*** Passage shown

Information technologies may be critical to overcome the difficulties inherent in estimating HSR bird mortality, specifically the use of on-board systems that record collisions. Such systems should include (i) a cabin-front recording camera, (ii) image and data storage of the instant the events occur (location, speed, etc.), and (iii) data review and interpretation to enable extraction of only relevant data from the huge volume of data collected. Technology advances have already addressed the first two requirements and the emergence of an artificial intelligence system may soon enable automated analysis of the generated images (Yu et al., 2013; Longmore et al., 2017).

While awaiting technology advances, there is, thus far, no experience with applying extant technology to the problem of HSR bird mortality, although some illuminating work has been done in car-dragonfly collisions (Furness, 2014). For HSRs, on-board systems could solve safety, cost, and spatial extent issues that today preclude even a basic estimation of bird mortality.

The objectives of this article are (i) to demonstrate the use of a high-speed image recording system aboard high-speed trains for analyzing behavior and mortality of colliding birds, and to discuss the potential uses of such a system; and (ii) to present initial estimates of bird collision mortality and associated data on bird behavior during train approaches, which will be valuable for developing corrective measures.

******
*** Entries shown

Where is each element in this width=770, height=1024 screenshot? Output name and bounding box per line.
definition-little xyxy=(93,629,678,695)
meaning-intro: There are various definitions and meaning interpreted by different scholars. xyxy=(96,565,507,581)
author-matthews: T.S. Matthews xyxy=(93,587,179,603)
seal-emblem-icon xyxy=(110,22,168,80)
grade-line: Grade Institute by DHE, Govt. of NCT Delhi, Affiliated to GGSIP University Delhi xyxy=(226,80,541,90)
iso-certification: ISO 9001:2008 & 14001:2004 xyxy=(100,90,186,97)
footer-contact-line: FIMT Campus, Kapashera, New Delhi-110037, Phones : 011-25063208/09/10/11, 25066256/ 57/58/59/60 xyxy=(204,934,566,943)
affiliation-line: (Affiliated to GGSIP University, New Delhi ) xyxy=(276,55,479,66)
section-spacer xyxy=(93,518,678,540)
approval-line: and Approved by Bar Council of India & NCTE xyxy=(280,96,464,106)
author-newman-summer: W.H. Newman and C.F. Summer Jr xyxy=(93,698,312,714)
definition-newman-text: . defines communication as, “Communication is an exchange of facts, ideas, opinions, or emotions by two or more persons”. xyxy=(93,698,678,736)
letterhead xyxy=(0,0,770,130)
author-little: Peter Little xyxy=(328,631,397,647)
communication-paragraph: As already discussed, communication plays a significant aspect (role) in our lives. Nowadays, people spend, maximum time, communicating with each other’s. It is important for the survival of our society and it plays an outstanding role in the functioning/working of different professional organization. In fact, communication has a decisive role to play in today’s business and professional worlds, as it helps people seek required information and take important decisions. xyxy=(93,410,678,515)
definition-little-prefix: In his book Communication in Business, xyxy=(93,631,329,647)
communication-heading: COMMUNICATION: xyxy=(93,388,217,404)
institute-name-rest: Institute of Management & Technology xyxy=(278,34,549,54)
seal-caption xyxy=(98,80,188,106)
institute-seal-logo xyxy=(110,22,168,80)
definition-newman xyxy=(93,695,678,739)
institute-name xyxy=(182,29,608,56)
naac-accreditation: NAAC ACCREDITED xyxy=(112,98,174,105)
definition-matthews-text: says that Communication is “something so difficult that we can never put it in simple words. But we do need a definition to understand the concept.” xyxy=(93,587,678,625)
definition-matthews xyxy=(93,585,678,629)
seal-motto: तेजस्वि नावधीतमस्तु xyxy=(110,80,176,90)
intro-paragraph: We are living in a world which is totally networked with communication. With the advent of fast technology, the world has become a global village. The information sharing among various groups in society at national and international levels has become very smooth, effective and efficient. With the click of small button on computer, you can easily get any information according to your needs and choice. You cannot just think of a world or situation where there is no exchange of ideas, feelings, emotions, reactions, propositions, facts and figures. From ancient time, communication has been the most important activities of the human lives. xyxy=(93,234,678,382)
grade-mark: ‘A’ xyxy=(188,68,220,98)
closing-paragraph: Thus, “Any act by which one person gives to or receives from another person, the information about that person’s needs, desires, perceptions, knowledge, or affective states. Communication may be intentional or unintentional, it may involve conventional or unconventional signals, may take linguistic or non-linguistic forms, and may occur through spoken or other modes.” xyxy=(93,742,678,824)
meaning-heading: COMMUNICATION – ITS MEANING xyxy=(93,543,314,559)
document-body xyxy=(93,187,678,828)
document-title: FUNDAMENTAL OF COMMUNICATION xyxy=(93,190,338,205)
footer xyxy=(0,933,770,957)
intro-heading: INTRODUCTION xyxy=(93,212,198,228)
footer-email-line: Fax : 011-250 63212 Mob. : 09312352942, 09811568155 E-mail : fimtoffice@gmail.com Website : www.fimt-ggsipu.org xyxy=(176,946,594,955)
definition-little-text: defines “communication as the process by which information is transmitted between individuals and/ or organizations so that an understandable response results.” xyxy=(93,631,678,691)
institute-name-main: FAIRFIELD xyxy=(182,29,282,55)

******
*** Entries shown

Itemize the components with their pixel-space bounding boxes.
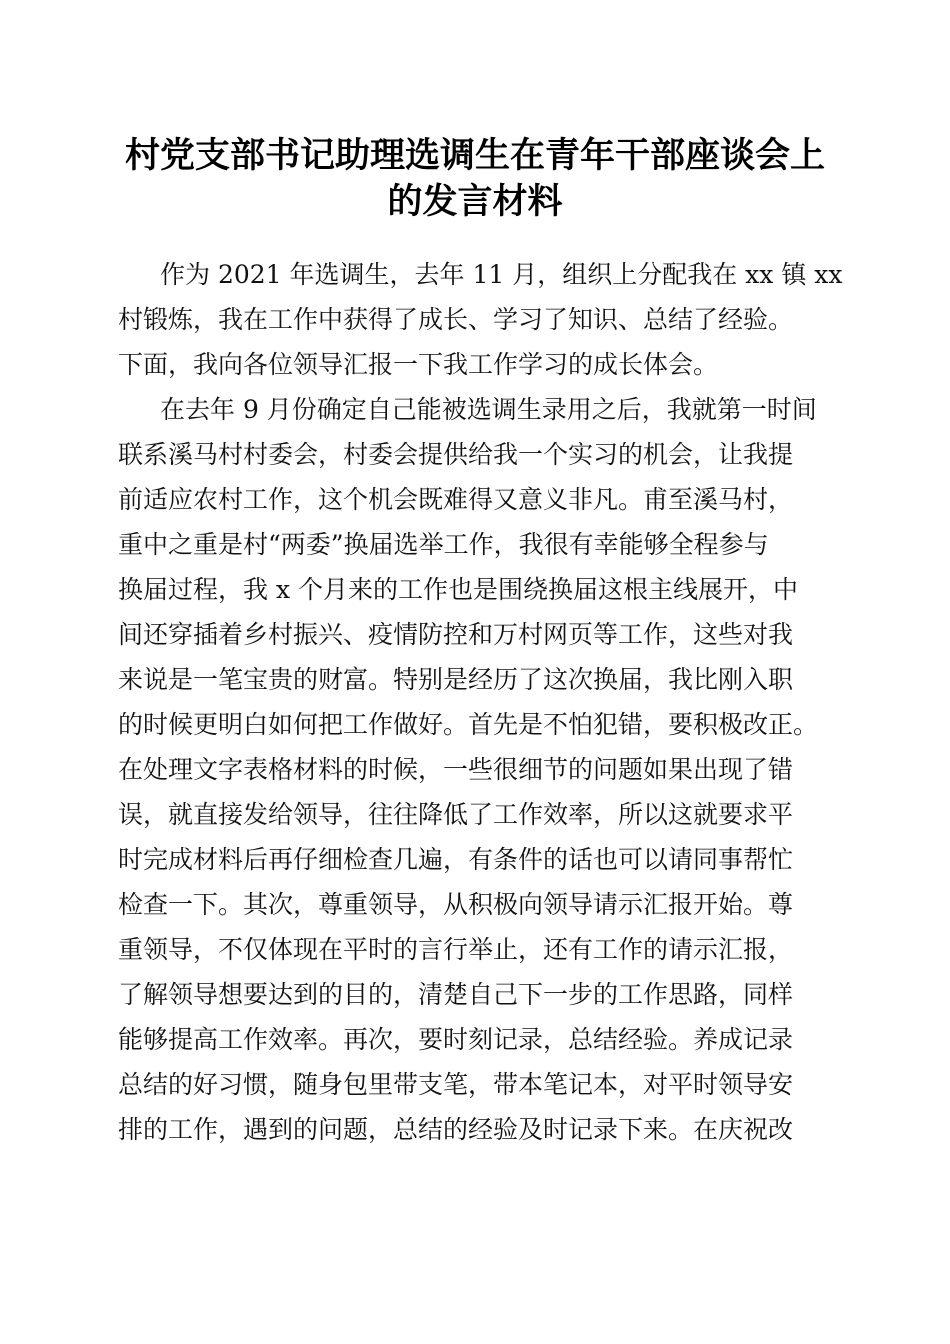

******

To do.
1. Can you write out the part of the passage on high-speed rail bird collisions that begins at the words "While awaiting technology" and stops after "developing corrective measures."?
2. Would you repeat the rows of the first block, starting at the row that has "Where is each" and stopping after the one that has "grade-line: Grade Institute"?

Outputs.
1.
While awaiting technology advances, there is, thus far, no experience with applying extant technology to the problem of HSR bird mortality, although some illuminating work has been done in car-dragonfly collisions (Furness, 2014). For HSRs, on-board systems could solve safety, cost, and spatial extent issues that today preclude even a basic estimation of bird mortality.

The objectives of this article are (i) to demonstrate the use of a high-speed image recording system aboard high-speed trains for analyzing behavior and mortality of colliding birds, and to discuss the potential uses of such a system; and (ii) to present initial estimates of bird collision mortality and associated data on bird behavior during train approaches, which will be valuable for developing corrective measures.

2.
Where is each element in this width=770, height=1024 screenshot? Output name and bounding box per line.
definition-little xyxy=(93,629,678,695)
meaning-intro: There are various definitions and meaning interpreted by different scholars. xyxy=(96,565,507,581)
author-matthews: T.S. Matthews xyxy=(93,587,179,603)
seal-emblem-icon xyxy=(110,22,168,80)
grade-line: Grade Institute by DHE, Govt. of NCT Delhi, Affiliated to GGSIP University Delhi xyxy=(226,80,541,90)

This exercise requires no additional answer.